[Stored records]
⁂
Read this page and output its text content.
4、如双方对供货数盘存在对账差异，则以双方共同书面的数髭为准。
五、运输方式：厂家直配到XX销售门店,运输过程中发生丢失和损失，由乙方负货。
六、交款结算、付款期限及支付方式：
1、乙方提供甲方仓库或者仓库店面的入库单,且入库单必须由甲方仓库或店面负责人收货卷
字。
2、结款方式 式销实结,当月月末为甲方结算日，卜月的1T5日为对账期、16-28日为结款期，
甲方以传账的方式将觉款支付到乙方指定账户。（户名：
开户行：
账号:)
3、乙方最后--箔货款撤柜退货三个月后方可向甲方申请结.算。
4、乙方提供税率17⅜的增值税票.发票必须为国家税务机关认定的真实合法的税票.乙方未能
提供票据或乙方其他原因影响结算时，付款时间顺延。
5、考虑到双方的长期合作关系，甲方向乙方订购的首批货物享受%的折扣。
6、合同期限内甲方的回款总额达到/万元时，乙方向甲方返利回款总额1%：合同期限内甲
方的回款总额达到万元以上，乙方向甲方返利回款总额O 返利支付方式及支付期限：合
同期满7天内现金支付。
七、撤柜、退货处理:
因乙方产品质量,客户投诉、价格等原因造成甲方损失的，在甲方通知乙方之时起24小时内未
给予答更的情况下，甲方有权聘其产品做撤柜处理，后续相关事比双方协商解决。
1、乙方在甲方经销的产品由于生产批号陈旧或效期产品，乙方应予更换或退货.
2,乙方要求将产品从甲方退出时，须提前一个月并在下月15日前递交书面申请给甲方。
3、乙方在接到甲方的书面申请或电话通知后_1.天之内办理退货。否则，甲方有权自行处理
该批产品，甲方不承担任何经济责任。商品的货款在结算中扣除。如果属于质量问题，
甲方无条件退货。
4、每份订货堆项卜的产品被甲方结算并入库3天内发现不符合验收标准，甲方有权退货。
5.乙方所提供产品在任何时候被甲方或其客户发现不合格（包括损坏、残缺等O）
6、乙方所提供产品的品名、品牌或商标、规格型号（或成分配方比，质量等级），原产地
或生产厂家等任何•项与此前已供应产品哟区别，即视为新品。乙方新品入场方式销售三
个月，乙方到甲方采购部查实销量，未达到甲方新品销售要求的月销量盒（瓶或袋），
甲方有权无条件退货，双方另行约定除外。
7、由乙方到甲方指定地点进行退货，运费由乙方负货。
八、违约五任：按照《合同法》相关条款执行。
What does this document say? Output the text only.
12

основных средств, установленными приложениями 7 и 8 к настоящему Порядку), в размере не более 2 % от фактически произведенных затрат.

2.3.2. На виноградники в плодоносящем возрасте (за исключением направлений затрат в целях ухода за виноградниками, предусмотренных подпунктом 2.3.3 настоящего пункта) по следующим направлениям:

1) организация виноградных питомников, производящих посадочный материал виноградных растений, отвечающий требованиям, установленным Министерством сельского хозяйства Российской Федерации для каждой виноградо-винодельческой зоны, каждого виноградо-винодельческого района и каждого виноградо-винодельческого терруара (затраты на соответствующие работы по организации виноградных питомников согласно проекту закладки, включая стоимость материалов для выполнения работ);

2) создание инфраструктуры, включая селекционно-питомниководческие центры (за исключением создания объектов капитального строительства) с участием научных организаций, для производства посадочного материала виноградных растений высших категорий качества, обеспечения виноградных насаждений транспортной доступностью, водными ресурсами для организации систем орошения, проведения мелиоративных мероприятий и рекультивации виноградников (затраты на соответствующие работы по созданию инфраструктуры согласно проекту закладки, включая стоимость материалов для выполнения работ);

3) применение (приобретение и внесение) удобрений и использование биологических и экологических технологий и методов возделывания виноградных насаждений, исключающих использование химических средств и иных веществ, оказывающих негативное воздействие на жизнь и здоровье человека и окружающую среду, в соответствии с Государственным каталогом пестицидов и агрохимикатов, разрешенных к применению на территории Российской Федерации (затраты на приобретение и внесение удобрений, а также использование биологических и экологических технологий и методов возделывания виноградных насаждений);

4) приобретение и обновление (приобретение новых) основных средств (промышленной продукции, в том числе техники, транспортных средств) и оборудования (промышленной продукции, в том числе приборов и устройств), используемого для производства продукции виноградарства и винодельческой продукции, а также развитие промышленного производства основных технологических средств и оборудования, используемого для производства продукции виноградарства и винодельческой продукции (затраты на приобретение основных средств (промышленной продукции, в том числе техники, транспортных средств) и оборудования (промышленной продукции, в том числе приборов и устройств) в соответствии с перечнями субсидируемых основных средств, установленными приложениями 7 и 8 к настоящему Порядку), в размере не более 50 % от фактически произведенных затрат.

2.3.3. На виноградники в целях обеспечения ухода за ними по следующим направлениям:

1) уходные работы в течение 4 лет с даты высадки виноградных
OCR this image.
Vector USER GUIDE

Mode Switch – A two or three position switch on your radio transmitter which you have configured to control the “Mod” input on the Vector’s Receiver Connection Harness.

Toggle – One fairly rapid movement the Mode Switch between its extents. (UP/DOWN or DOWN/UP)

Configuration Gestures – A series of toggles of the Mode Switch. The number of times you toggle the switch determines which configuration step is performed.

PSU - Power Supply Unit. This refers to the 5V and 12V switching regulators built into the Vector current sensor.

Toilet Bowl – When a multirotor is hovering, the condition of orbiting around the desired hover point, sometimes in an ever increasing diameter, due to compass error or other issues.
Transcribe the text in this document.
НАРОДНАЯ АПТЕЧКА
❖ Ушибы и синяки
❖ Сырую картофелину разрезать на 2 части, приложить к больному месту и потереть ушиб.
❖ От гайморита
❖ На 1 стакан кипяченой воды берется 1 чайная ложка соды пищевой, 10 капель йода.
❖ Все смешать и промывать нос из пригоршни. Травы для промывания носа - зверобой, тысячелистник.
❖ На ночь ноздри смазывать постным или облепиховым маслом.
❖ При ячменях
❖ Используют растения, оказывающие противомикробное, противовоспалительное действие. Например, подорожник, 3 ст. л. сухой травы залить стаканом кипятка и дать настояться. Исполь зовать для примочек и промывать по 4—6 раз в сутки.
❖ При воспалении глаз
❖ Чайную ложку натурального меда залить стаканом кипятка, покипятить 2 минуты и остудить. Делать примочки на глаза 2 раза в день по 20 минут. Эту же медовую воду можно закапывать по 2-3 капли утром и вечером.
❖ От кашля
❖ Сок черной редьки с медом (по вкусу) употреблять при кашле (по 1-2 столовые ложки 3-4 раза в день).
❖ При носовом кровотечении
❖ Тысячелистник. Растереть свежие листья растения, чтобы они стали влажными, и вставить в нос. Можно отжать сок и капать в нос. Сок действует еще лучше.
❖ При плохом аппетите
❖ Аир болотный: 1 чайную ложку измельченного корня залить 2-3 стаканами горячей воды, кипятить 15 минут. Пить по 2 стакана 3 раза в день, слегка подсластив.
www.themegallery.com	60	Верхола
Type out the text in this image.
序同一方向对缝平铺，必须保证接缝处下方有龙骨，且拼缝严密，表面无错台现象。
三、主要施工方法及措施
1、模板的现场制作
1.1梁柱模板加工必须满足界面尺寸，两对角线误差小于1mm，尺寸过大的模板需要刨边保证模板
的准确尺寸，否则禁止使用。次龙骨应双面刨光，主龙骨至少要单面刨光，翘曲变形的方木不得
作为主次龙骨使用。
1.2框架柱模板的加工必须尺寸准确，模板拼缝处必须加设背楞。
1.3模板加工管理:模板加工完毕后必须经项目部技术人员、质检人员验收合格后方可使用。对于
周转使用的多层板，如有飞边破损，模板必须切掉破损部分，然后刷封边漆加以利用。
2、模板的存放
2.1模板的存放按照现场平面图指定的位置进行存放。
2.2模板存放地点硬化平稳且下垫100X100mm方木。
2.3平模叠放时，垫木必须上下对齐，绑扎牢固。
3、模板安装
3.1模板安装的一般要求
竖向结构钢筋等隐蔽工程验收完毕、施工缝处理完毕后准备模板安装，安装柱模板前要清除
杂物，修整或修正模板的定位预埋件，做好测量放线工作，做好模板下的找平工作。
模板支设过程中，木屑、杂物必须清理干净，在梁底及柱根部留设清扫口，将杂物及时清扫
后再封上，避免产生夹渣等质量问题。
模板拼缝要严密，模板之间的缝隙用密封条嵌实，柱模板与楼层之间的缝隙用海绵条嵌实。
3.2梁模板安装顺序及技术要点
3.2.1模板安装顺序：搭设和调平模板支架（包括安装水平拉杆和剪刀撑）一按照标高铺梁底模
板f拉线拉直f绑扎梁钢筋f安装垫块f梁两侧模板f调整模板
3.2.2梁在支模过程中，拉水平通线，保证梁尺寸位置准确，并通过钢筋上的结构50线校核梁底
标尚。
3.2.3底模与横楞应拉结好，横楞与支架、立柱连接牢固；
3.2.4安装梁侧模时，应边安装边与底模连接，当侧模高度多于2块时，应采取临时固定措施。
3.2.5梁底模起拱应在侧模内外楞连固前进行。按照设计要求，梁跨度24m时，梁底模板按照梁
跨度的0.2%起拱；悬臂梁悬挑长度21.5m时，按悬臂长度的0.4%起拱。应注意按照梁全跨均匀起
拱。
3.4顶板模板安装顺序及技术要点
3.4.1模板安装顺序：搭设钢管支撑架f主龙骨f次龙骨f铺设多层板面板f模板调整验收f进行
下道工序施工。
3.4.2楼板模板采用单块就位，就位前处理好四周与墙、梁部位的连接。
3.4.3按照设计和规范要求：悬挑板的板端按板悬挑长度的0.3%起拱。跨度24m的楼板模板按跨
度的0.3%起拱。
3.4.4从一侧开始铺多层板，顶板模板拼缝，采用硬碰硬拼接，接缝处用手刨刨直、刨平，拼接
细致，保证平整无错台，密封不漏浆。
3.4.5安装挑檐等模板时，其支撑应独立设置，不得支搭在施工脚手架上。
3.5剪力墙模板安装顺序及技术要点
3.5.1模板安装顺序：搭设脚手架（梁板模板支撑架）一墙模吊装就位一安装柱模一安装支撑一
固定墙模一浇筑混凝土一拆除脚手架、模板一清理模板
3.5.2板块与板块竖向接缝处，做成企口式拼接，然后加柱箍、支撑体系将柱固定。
⁂
Filter the entries down to the lines with the word "исключением" in them.

2.3.2. На виноградники в плодоносящем возрасте (за исключением направлений затрат в целях ухода за виноградниками, предусмотренных подпунктом 2.3.3 настоящего пункта) по следующим направлениям:
2) создание инфраструктуры, включая селекционно-питомниководческие центры (за исключением создания объектов капитального строительства) с участием научных организаций, для производства посадочного материала виноградных растений высших категорий качества, обеспечения виноградных насаждений транспортной доступностью, водными ресурсами для организации систем орошения, проведения мелиоративных мероприятий и рекультивации виноградников (затраты на соответствующие работы по созданию инфраструктуры согласно проекту закладки, включая стоимость материалов для выполнения работ);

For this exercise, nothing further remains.